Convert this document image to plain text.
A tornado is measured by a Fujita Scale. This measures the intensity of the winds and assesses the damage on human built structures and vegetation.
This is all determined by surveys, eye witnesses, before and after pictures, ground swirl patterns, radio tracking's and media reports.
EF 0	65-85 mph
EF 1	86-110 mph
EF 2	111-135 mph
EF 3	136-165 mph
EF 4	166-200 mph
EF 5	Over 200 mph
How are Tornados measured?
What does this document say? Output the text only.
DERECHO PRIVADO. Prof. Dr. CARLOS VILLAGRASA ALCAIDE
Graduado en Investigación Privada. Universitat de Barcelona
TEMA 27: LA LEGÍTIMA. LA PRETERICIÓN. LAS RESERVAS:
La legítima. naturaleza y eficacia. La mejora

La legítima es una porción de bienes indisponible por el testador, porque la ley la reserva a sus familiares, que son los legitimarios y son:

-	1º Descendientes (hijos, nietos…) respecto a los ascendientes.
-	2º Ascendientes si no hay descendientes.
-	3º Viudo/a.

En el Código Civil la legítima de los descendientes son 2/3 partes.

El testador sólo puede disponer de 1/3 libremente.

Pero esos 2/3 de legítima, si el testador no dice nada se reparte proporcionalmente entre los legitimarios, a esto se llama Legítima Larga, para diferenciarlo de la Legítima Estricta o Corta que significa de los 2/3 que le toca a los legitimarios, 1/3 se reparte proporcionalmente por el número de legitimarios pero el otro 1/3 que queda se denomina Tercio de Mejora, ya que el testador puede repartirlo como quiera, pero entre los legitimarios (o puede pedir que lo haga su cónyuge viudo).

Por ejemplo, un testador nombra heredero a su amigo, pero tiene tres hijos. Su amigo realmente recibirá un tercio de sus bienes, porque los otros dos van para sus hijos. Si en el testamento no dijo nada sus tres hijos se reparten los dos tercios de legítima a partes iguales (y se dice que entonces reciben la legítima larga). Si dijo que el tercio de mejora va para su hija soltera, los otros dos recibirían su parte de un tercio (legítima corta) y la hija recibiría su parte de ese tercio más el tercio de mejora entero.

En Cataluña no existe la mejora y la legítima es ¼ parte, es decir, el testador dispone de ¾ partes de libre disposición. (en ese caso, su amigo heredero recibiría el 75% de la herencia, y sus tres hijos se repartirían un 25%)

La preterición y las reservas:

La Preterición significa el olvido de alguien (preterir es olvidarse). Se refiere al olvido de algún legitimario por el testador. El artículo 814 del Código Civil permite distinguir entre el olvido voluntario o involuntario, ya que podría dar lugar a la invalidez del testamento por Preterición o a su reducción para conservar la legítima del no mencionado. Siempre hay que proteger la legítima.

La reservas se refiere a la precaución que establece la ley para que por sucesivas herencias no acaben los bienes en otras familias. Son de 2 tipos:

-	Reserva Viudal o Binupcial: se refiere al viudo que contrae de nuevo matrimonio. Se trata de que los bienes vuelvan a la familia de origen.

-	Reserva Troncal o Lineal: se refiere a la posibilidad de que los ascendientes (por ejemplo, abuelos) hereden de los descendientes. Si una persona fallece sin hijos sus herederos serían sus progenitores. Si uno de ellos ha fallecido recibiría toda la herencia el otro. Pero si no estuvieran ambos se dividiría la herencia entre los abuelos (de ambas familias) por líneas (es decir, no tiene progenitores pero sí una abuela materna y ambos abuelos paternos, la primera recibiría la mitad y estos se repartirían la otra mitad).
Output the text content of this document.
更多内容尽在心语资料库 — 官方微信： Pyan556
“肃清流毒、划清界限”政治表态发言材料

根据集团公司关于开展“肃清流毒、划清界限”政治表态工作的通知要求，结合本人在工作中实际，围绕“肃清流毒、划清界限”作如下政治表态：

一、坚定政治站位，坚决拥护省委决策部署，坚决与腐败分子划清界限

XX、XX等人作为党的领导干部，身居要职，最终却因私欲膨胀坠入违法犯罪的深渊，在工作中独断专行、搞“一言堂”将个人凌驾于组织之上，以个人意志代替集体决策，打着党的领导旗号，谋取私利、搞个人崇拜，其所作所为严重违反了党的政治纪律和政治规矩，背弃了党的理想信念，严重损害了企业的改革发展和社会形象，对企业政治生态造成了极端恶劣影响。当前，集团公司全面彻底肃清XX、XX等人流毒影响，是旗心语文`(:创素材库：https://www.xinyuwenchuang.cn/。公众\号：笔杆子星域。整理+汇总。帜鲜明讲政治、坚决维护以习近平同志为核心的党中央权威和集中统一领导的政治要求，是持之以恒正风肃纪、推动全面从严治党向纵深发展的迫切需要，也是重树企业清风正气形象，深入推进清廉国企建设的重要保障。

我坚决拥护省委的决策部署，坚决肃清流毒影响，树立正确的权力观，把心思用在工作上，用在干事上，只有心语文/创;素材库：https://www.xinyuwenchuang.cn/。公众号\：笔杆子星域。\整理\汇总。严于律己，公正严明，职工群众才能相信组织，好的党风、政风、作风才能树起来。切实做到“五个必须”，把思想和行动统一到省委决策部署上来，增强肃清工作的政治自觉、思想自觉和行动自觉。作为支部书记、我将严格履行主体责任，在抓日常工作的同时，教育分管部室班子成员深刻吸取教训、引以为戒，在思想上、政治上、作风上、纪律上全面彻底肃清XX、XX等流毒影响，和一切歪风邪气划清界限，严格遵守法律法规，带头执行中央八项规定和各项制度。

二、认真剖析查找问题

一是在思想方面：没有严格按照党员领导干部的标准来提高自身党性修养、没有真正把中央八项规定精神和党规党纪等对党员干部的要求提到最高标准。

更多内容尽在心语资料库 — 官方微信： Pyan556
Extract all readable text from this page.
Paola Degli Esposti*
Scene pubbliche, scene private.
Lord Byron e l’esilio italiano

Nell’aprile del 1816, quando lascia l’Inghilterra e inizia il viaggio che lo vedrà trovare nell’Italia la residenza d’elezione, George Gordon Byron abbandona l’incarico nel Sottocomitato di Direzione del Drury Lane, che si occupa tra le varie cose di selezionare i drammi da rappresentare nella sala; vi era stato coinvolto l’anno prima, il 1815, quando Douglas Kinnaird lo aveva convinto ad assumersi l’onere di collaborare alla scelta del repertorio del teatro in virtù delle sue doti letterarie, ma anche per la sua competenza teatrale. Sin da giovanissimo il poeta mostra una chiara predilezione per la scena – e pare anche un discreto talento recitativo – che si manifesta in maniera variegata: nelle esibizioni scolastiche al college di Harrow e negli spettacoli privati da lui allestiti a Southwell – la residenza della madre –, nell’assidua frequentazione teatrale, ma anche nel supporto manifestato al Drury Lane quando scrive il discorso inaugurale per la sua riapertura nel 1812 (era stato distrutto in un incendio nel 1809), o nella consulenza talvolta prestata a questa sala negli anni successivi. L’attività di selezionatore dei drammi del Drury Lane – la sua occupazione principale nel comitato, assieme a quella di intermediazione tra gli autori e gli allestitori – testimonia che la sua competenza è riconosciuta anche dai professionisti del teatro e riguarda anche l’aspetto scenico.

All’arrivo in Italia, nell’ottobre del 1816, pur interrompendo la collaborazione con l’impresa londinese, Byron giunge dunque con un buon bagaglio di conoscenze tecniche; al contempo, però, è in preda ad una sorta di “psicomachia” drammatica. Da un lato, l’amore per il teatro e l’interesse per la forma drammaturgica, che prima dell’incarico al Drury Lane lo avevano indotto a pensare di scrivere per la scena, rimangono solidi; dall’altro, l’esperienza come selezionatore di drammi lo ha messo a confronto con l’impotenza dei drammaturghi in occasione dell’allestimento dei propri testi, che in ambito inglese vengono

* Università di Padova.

========

TASK TO COMPLETE: Extract the full listing above without altering anything.

SOLVED PROBLEM:
Convert this document image to plain text.
A tornado is measured by a Fujita Scale. This measures the intensity of the winds and assesses the damage on human built structures and vegetation.
This is all determined by surveys, eye witnesses, before and after pictures, ground swirl patterns, radio tracking's and media reports.
EF 0	65-85 mph
EF 1	86-110 mph
EF 2	111-135 mph
EF 3	136-165 mph
EF 4	166-200 mph
EF 5	Over 200 mph
How are Tornados measured?
What does this document say? Output the text only.
DERECHO PRIVADO. Prof. Dr. CARLOS VILLAGRASA ALCAIDE
Graduado en Investigación Privada. Universitat de Barcelona
TEMA 27: LA LEGÍTIMA. LA PRETERICIÓN. LAS RESERVAS:
La legítima. naturaleza y eficacia. La mejora

La legítima es una porción de bienes indisponible por el testador, porque la ley la reserva a sus familiares, que son los legitimarios y son:

-	1º Descendientes (hijos, nietos…) respecto a los ascendientes.
-	2º Ascendientes si no hay descendientes.
-	3º Viudo/a.

En el Código Civil la legítima de los descendientes son 2/3 partes.

El testador sólo puede disponer de 1/3 libremente.

Pero esos 2/3 de legítima, si el testador no dice nada se reparte proporcionalmente entre los legitimarios, a esto se llama Legítima Larga, para diferenciarlo de la Legítima Estricta o Corta que significa de los 2/3 que le toca a los legitimarios, 1/3 se reparte proporcionalmente por el número de legitimarios pero el otro 1/3 que queda se denomina Tercio de Mejora, ya que el testador puede repartirlo como quiera, pero entre los legitimarios (o puede pedir que lo haga su cónyuge viudo).

Por ejemplo, un testador nombra heredero a su amigo, pero tiene tres hijos. Su amigo realmente recibirá un tercio de sus bienes, porque los otros dos van para sus hijos. Si en el testamento no dijo nada sus tres hijos se reparten los dos tercios de legítima a partes iguales (y se dice que entonces reciben la legítima larga). Si dijo que el tercio de mejora va para su hija soltera, los otros dos recibirían su parte de un tercio (legítima corta) y la hija recibiría su parte de ese tercio más el tercio de mejora entero.

En Cataluña no existe la mejora y la legítima es ¼ parte, es decir, el testador dispone de ¾ partes de libre disposición. (en ese caso, su amigo heredero recibiría el 75% de la herencia, y sus tres hijos se repartirían un 25%)

La preterición y las reservas:

La Preterición significa el olvido de alguien (preterir es olvidarse). Se refiere al olvido de algún legitimario por el testador. El artículo 814 del Código Civil permite distinguir entre el olvido voluntario o involuntario, ya que podría dar lugar a la invalidez del testamento por Preterición o a su reducción para conservar la legítima del no mencionado. Siempre hay que proteger la legítima.

La reservas se refiere a la precaución que establece la ley para que por sucesivas herencias no acaben los bienes en otras familias. Son de 2 tipos:

-	Reserva Viudal o Binupcial: se refiere al viudo que contrae de nuevo matrimonio. Se trata de que los bienes vuelvan a la familia de origen.

-	Reserva Troncal o Lineal: se refiere a la posibilidad de que los ascendientes (por ejemplo, abuelos) hereden de los descendientes. Si una persona fallece sin hijos sus herederos serían sus progenitores. Si uno de ellos ha fallecido recibiría toda la herencia el otro. Pero si no estuvieran ambos se dividiría la herencia entre los abuelos (de ambas familias) por líneas (es decir, no tiene progenitores pero sí una abuela materna y ambos abuelos paternos, la primera recibiría la mitad y estos se repartirían la otra mitad).
Output the text content of this document.
更多内容尽在心语资料库 — 官方微信： Pyan556
“肃清流毒、划清界限”政治表态发言材料

根据集团公司关于开展“肃清流毒、划清界限”政治表态工作的通知要求，结合本人在工作中实际，围绕“肃清流毒、划清界限”作如下政治表态：

一、坚定政治站位，坚决拥护省委决策部署，坚决与腐败分子划清界限

XX、XX等人作为党的领导干部，身居要职，最终却因私欲膨胀坠入违法犯罪的深渊，在工作中独断专行、搞“一言堂”将个人凌驾于组织之上，以个人意志代替集体决策，打着党的领导旗号，谋取私利、搞个人崇拜，其所作所为严重违反了党的政治纪律和政治规矩，背弃了党的理想信念，严重损害了企业的改革发展和社会形象，对企业政治生态造成了极端恶劣影响。当前，集团公司全面彻底肃清XX、XX等人流毒影响，是旗心语文`(:创素材库：https://www.xinyuwenchuang.cn/。公众\号：笔杆子星域。整理+汇总。帜鲜明讲政治、坚决维护以习近平同志为核心的党中央权威和集中统一领导的政治要求，是持之以恒正风肃纪、推动全面从严治党向纵深发展的迫切需要，也是重树企业清风正气形象，深入推进清廉国企建设的重要保障。

我坚决拥护省委的决策部署，坚决肃清流毒影响，树立正确的权力观，把心思用在工作上，用在干事上，只有心语文/创;素材库：https://www.xinyuwenchuang.cn/。公众号\：笔杆子星域。\整理\汇总。严于律己，公正严明，职工群众才能相信组织，好的党风、政风、作风才能树起来。切实做到“五个必须”，把思想和行动统一到省委决策部署上来，增强肃清工作的政治自觉、思想自觉和行动自觉。作为支部书记、我将严格履行主体责任，在抓日常工作的同时，教育分管部室班子成员深刻吸取教训、引以为戒，在思想上、政治上、作风上、纪律上全面彻底肃清XX、XX等流毒影响，和一切歪风邪气划清界限，严格遵守法律法规，带头执行中央八项规定和各项制度。

二、认真剖析查找问题

一是在思想方面：没有严格按照党员领导干部的标准来提高自身党性修养、没有真正把中央八项规定精神和党规党纪等对党员干部的要求提到最高标准。

更多内容尽在心语资料库 — 官方微信： Pyan556
Extract all readable text from this page.
Paola Degli Esposti*
Scene pubbliche, scene private.
Lord Byron e l’esilio italiano

Nell’aprile del 1816, quando lascia l’Inghilterra e inizia il viaggio che lo vedrà trovare nell’Italia la residenza d’elezione, George Gordon Byron abbandona l’incarico nel Sottocomitato di Direzione del Drury Lane, che si occupa tra le varie cose di selezionare i drammi da rappresentare nella sala; vi era stato coinvolto l’anno prima, il 1815, quando Douglas Kinnaird lo aveva convinto ad assumersi l’onere di collaborare alla scelta del repertorio del teatro in virtù delle sue doti letterarie, ma anche per la sua competenza teatrale. Sin da giovanissimo il poeta mostra una chiara predilezione per la scena – e pare anche un discreto talento recitativo – che si manifesta in maniera variegata: nelle esibizioni scolastiche al college di Harrow e negli spettacoli privati da lui allestiti a Southwell – la residenza della madre –, nell’assidua frequentazione teatrale, ma anche nel supporto manifestato al Drury Lane quando scrive il discorso inaugurale per la sua riapertura nel 1812 (era stato distrutto in un incendio nel 1809), o nella consulenza talvolta prestata a questa sala negli anni successivi. L’attività di selezionatore dei drammi del Drury Lane – la sua occupazione principale nel comitato, assieme a quella di intermediazione tra gli autori e gli allestitori – testimonia che la sua competenza è riconosciuta anche dai professionisti del teatro e riguarda anche l’aspetto scenico.

All’arrivo in Italia, nell’ottobre del 1816, pur interrompendo la collaborazione con l’impresa londinese, Byron giunge dunque con un buon bagaglio di conoscenze tecniche; al contempo, però, è in preda ad una sorta di “psicomachia” drammatica. Da un lato, l’amore per il teatro e l’interesse per la forma drammaturgica, che prima dell’incarico al Drury Lane lo avevano indotto a pensare di scrivere per la scena, rimangono solidi; dall’altro, l’esperienza come selezionatore di drammi lo ha messo a confronto con l’impotenza dei drammaturghi in occasione dell’allestimento dei propri testi, che in ambito inglese vengono

* Università di Padova.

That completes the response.